# PROBLEM DETAILS
Return the material word for word. Do not include the pictures.

# DATASET RECORDS
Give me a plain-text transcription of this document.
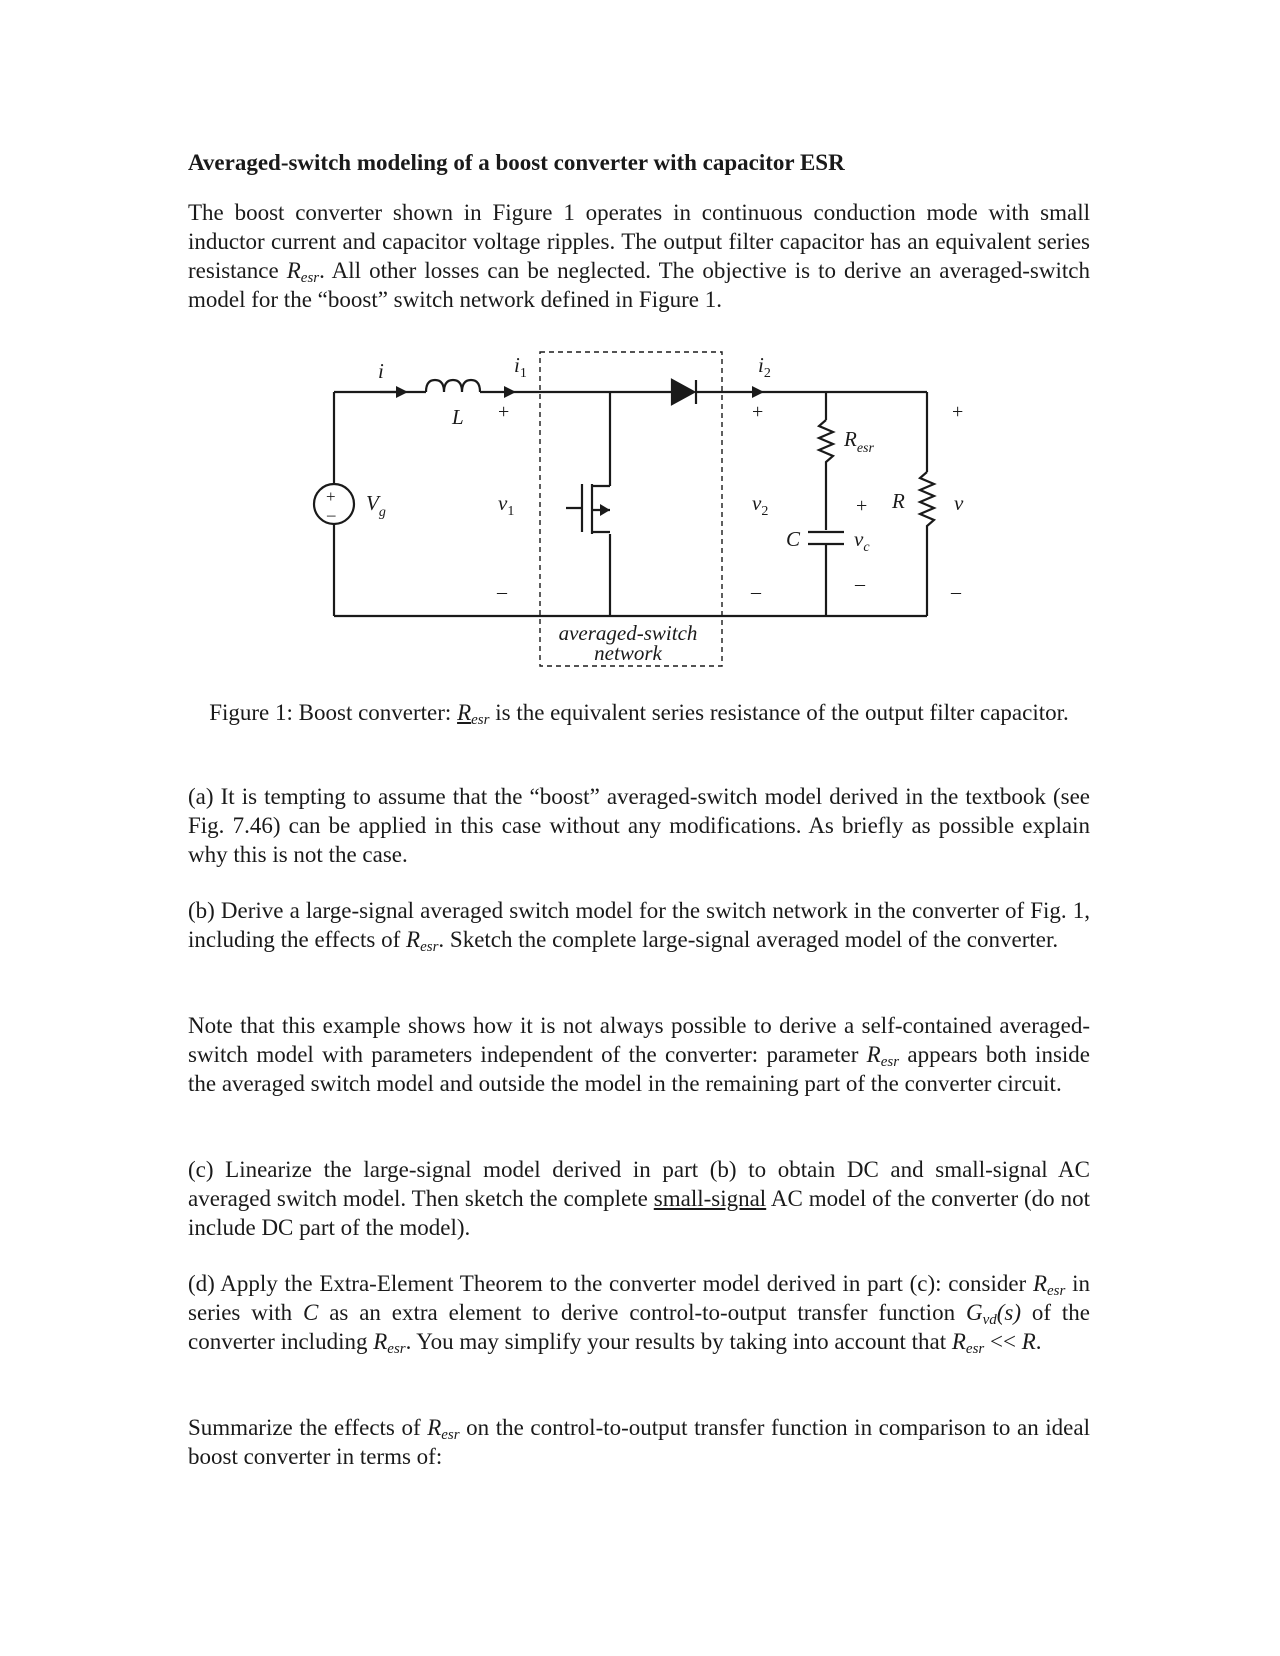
Averaged-switch modeling of a boost converter with capacitor ESR
The boost converter shown in Figure 1 operates in continuous conduction mode with small inductor current and capacitor voltage ripples. The output filter capacitor has an equivalent series resistance $R_{esr}$. All other losses can be neglected. The objective is to derive an averaged-switch model for the “boost” switch network defined in Figure 1.
Figure 1: Boost converter: $R_{esr}$ is the equivalent series resistance of the output filter capacitor.
(a) It is tempting to assume that the “boost” averaged-switch model derived in the textbook (see Fig. 7.46) can be applied in this case without any modifications. As briefly as possible explain why this is not the case.
(b) Derive a large-signal averaged switch model for the switch network in the converter of Fig. 1, including the effects of $R_{esr}$. Sketch the complete large-signal averaged model of the converter.
Note that this example shows how it is not always possible to derive a self-contained averaged-switch model with parameters independent of the converter: parameter $R_{esr}$ appears both inside the averaged switch model and outside the model in the remaining part of the converter circuit.
(c) Linearize the large-signal model derived in part (b) to obtain DC and small-signal AC averaged switch model. Then sketch the complete small-signal AC model of the converter (do not include DC part of the model).
(d) Apply the Extra-Element Theorem to the converter model derived in part (c): consider $R_{esr}$ in series with C as an extra element to derive control-to-output transfer function $G_{vd}(s)$ of the converter including $R_{esr}$. You may simplify your results by taking into account that $R_{esr} << R$.
Summarize the effects of $R_{esr}$ on the control-to-output transfer function in comparison to an ideal boost converter in terms of:
i	$i_1$	$i_2$
L
$V_g$	$v_1$	$v_2$
$R_{esr}$
C	$v_c$
R v
+
–
+
–
+
–
+
–
+
–
averaged-switch
network
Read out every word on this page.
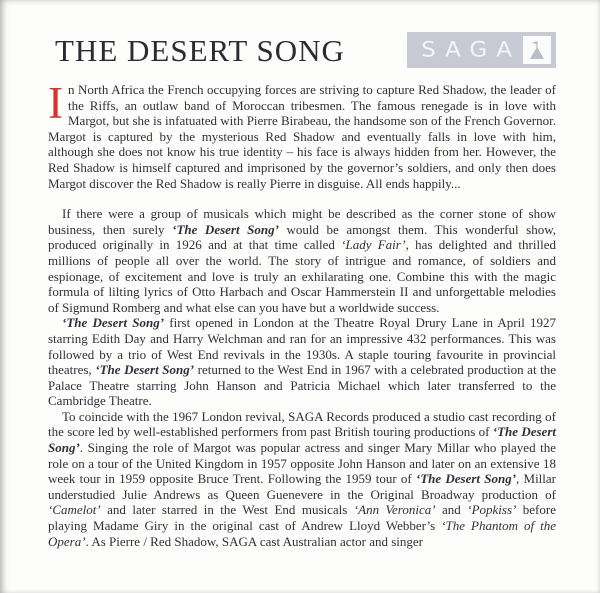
THE DESERT SONG	SAGA

In North Africa the French occupying forces are striving to capture Red Shadow, the leader of the Riffs, an outlaw band of Moroccan tribesmen. The famous renegade is in love with Margot, but she is infatuated with Pierre Birabeau, the handsome son of the French Governor. Margot is captured by the mysterious Red Shadow and eventually falls in love with him, although she does not know his true identity – his face is always hidden from her. However, the Red Shadow is himself captured and imprisoned by the governor’s soldiers, and only then does Margot discover the Red Shadow is really Pierre in disguise. All ends happily...

If there were a group of musicals which might be described as the corner stone of show business, then surely ‘The Desert Song’ would be amongst them. This wonderful show, produced originally in 1926 and at that time called ‘Lady Fair’, has delighted and thrilled millions of people all over the world. The story of intrigue and romance, of soldiers and espionage, of excitement and love is truly an exhilarating one. Combine this with the magic formula of lilting lyrics of Otto Harbach and Oscar Hammerstein II and unforgettable melodies of Sigmund Romberg and what else can you have but a worldwide success.

‘The Desert Song’ first opened in London at the Theatre Royal Drury Lane in April 1927 starring Edith Day and Harry Welchman and ran for an impressive 432 performances. This was followed by a trio of West End revivals in the 1930s. A staple touring favourite in provincial theatres, ‘The Desert Song’ returned to the West End in 1967 with a celebrated production at the Palace Theatre starring John Hanson and Patricia Michael which later transferred to the Cambridge Theatre.

To coincide with the 1967 London revival, SAGA Records produced a studio cast recording of the score led by well-established performers from past British touring productions of ‘The Desert Song’. Singing the role of Margot was popular actress and singer Mary Millar who played the role on a tour of the United Kingdom in 1957 opposite John Hanson and later on an extensive 18 week tour in 1959 opposite Bruce Trent. Following the 1959 tour of ‘The Desert Song’, Millar understudied Julie Andrews as Queen Guenevere in the Original Broadway production of ‘Camelot’ and later starred in the West End musicals ‘Ann Veronica’ and ‘Popkiss’ before playing Madame Giry in the original cast of Andrew Lloyd Webber’s ‘The Phantom of the Opera’. As Pierre / Red Shadow, SAGA cast Australian actor and singer
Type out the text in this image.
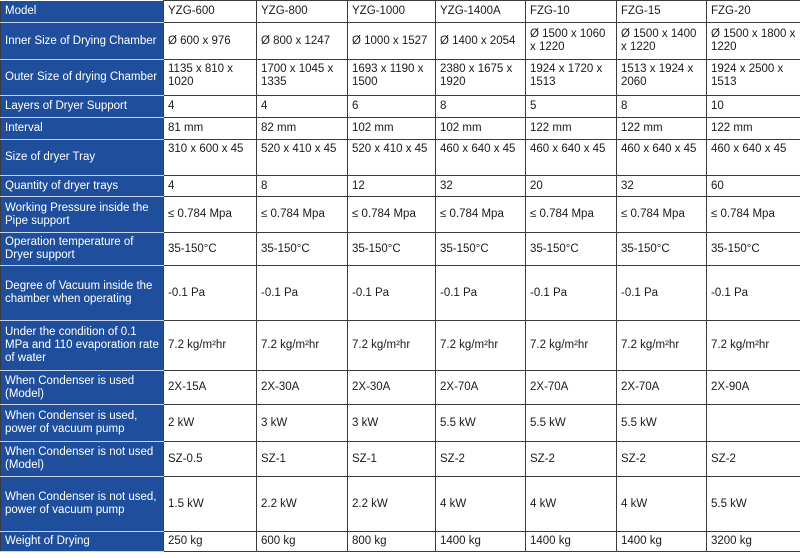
Model	YZG-600	YZG-800	YZG-1000	YZG-1400A	FZG-10	FZG-15	FZG-20
Inner Size of Drying Chamber	Ø 600 x 976	Ø 800 x 1247	Ø 1000 x 1527	Ø 1400 x 2054	Ø 1500 x 1060 x 1220	Ø 1500 x 1400 x 1220	Ø 1500 x 1800 x 1220
Outer Size of drying Chamber	1135 x 810 x 1020	1700 x 1045 x 1335	1693 x 1190 x 1500	2380 x 1675 x 1920	1924 x 1720 x 1513	1513 x 1924 x 2060	1924 x 2500 x 1513
Layers of Dryer Support	4	4	6	8	5	8	10
Interval	81 mm	82 mm	102 mm	102 mm	122 mm	122 mm	122 mm
Size of dryer Tray	310 x 600 x 45	520 x 410 x 45	520 x 410 x 45	460 x 640 x 45	460 x 640 x 45	460 x 640 x 45	460 x 640 x 45
Quantity of dryer trays	4	8	12	32	20	32	60
Working Pressure inside the Pipe support	≤ 0.784 Mpa	≤ 0.784 Mpa	≤ 0.784 Mpa	≤ 0.784 Mpa	≤ 0.784 Mpa	≤ 0.784 Mpa	≤ 0.784 Mpa
Operation temperature of Dryer support	35-150°C	35-150°C	35-150°C	35-150°C	35-150°C	35-150°C	35-150°C
Degree of Vacuum inside the chamber when operating	-0.1 Pa	-0.1 Pa	-0.1 Pa	-0.1 Pa	-0.1 Pa	-0.1 Pa	-0.1 Pa
Under the condition of 0.1 MPa and 110 evaporation rate of water	7.2 kg/m²hr	7.2 kg/m²hr	7.2 kg/m²hr	7.2 kg/m²hr	7.2 kg/m²hr	7.2 kg/m²hr	7.2 kg/m²hr
When Condenser is used (Model)	2X-15A	2X-30A	2X-30A	2X-70A	2X-70A	2X-70A	2X-90A
When Condenser is used, power of vacuum pump	2 kW	3 kW	3 kW	5.5 kW	5.5 kW	5.5 kW	
When Condenser is not used (Model)	SZ-0.5	SZ-1	SZ-1	SZ-2	SZ-2	SZ-2	SZ-2
When Condenser is not used, power of vacuum pump	1.5 kW	2.2 kW	2.2 kW	4 kW	4 kW	4 kW	5.5 kW
Weight of Drying	250 kg	600 kg	800 kg	1400 kg	1400 kg	1400 kg	3200 kg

# COMPLETED EXERCISE
Give me a plain-text transcription of this document.
Averaged-switch modeling of a boost converter with capacitor ESR
The boost converter shown in Figure 1 operates in continuous conduction mode with small inductor current and capacitor voltage ripples. The output filter capacitor has an equivalent series resistance $R_{esr}$. All other losses can be neglected. The objective is to derive an averaged-switch model for the “boost” switch network defined in Figure 1.
Figure 1: Boost converter: $R_{esr}$ is the equivalent series resistance of the output filter capacitor.
(a) It is tempting to assume that the “boost” averaged-switch model derived in the textbook (see Fig. 7.46) can be applied in this case without any modifications. As briefly as possible explain why this is not the case.
(b) Derive a large-signal averaged switch model for the switch network in the converter of Fig. 1, including the effects of $R_{esr}$. Sketch the complete large-signal averaged model of the converter.
Note that this example shows how it is not always possible to derive a self-contained averaged-switch model with parameters independent of the converter: parameter $R_{esr}$ appears both inside the averaged switch model and outside the model in the remaining part of the converter circuit.
(c) Linearize the large-signal model derived in part (b) to obtain DC and small-signal AC averaged switch model. Then sketch the complete small-signal AC model of the converter (do not include DC part of the model).
(d) Apply the Extra-Element Theorem to the converter model derived in part (c): consider $R_{esr}$ in series with C as an extra element to derive control-to-output transfer function $G_{vd}(s)$ of the converter including $R_{esr}$. You may simplify your results by taking into account that $R_{esr} << R$.
Summarize the effects of $R_{esr}$ on the control-to-output transfer function in comparison to an ideal boost converter in terms of:
i	$i_1$	$i_2$
L
$V_g$	$v_1$	$v_2$
$R_{esr}$
C	$v_c$
R v
+
–
+
–
+
–
+
–
+
–
averaged-switch
network
Read out every word on this page.
THE DESERT SONG	SAGA

In North Africa the French occupying forces are striving to capture Red Shadow, the leader of the Riffs, an outlaw band of Moroccan tribesmen. The famous renegade is in love with Margot, but she is infatuated with Pierre Birabeau, the handsome son of the French Governor. Margot is captured by the mysterious Red Shadow and eventually falls in love with him, although she does not know his true identity – his face is always hidden from her. However, the Red Shadow is himself captured and imprisoned by the governor’s soldiers, and only then does Margot discover the Red Shadow is really Pierre in disguise. All ends happily...

If there were a group of musicals which might be described as the corner stone of show business, then surely ‘The Desert Song’ would be amongst them. This wonderful show, produced originally in 1926 and at that time called ‘Lady Fair’, has delighted and thrilled millions of people all over the world. The story of intrigue and romance, of soldiers and espionage, of excitement and love is truly an exhilarating one. Combine this with the magic formula of lilting lyrics of Otto Harbach and Oscar Hammerstein II and unforgettable melodies of Sigmund Romberg and what else can you have but a worldwide success.

‘The Desert Song’ first opened in London at the Theatre Royal Drury Lane in April 1927 starring Edith Day and Harry Welchman and ran for an impressive 432 performances. This was followed by a trio of West End revivals in the 1930s. A staple touring favourite in provincial theatres, ‘The Desert Song’ returned to the West End in 1967 with a celebrated production at the Palace Theatre starring John Hanson and Patricia Michael which later transferred to the Cambridge Theatre.

To coincide with the 1967 London revival, SAGA Records produced a studio cast recording of the score led by well-established performers from past British touring productions of ‘The Desert Song’. Singing the role of Margot was popular actress and singer Mary Millar who played the role on a tour of the United Kingdom in 1957 opposite John Hanson and later on an extensive 18 week tour in 1959 opposite Bruce Trent. Following the 1959 tour of ‘The Desert Song’, Millar understudied Julie Andrews as Queen Guenevere in the Original Broadway production of ‘Camelot’ and later starred in the West End musicals ‘Ann Veronica’ and ‘Popkiss’ before playing Madame Giry in the original cast of Andrew Lloyd Webber’s ‘The Phantom of the Opera’. As Pierre / Red Shadow, SAGA cast Australian actor and singer
Type out the text in this image.
Model	YZG-600	YZG-800	YZG-1000	YZG-1400A	FZG-10	FZG-15	FZG-20
Inner Size of Drying Chamber	Ø 600 x 976	Ø 800 x 1247	Ø 1000 x 1527	Ø 1400 x 2054	Ø 1500 x 1060 x 1220	Ø 1500 x 1400 x 1220	Ø 1500 x 1800 x 1220
Outer Size of drying Chamber	1135 x 810 x 1020	1700 x 1045 x 1335	1693 x 1190 x 1500	2380 x 1675 x 1920	1924 x 1720 x 1513	1513 x 1924 x 2060	1924 x 2500 x 1513
Layers of Dryer Support	4	4	6	8	5	8	10
Interval	81 mm	82 mm	102 mm	102 mm	122 mm	122 mm	122 mm
Size of dryer Tray	310 x 600 x 45	520 x 410 x 45	520 x 410 x 45	460 x 640 x 45	460 x 640 x 45	460 x 640 x 45	460 x 640 x 45
Quantity of dryer trays	4	8	12	32	20	32	60
Working Pressure inside the Pipe support	≤ 0.784 Mpa	≤ 0.784 Mpa	≤ 0.784 Mpa	≤ 0.784 Mpa	≤ 0.784 Mpa	≤ 0.784 Mpa	≤ 0.784 Mpa
Operation temperature of Dryer support	35-150°C	35-150°C	35-150°C	35-150°C	35-150°C	35-150°C	35-150°C
Degree of Vacuum inside the chamber when operating	-0.1 Pa	-0.1 Pa	-0.1 Pa	-0.1 Pa	-0.1 Pa	-0.1 Pa	-0.1 Pa
Under the condition of 0.1 MPa and 110 evaporation rate of water	7.2 kg/m²hr	7.2 kg/m²hr	7.2 kg/m²hr	7.2 kg/m²hr	7.2 kg/m²hr	7.2 kg/m²hr	7.2 kg/m²hr
When Condenser is used (Model)	2X-15A	2X-30A	2X-30A	2X-70A	2X-70A	2X-70A	2X-90A
When Condenser is used, power of vacuum pump	2 kW	3 kW	3 kW	5.5 kW	5.5 kW	5.5 kW	
When Condenser is not used (Model)	SZ-0.5	SZ-1	SZ-1	SZ-2	SZ-2	SZ-2	SZ-2
When Condenser is not used, power of vacuum pump	1.5 kW	2.2 kW	2.2 kW	4 kW	4 kW	4 kW	5.5 kW
Weight of Drying	250 kg	600 kg	800 kg	1400 kg	1400 kg	1400 kg	3200 kg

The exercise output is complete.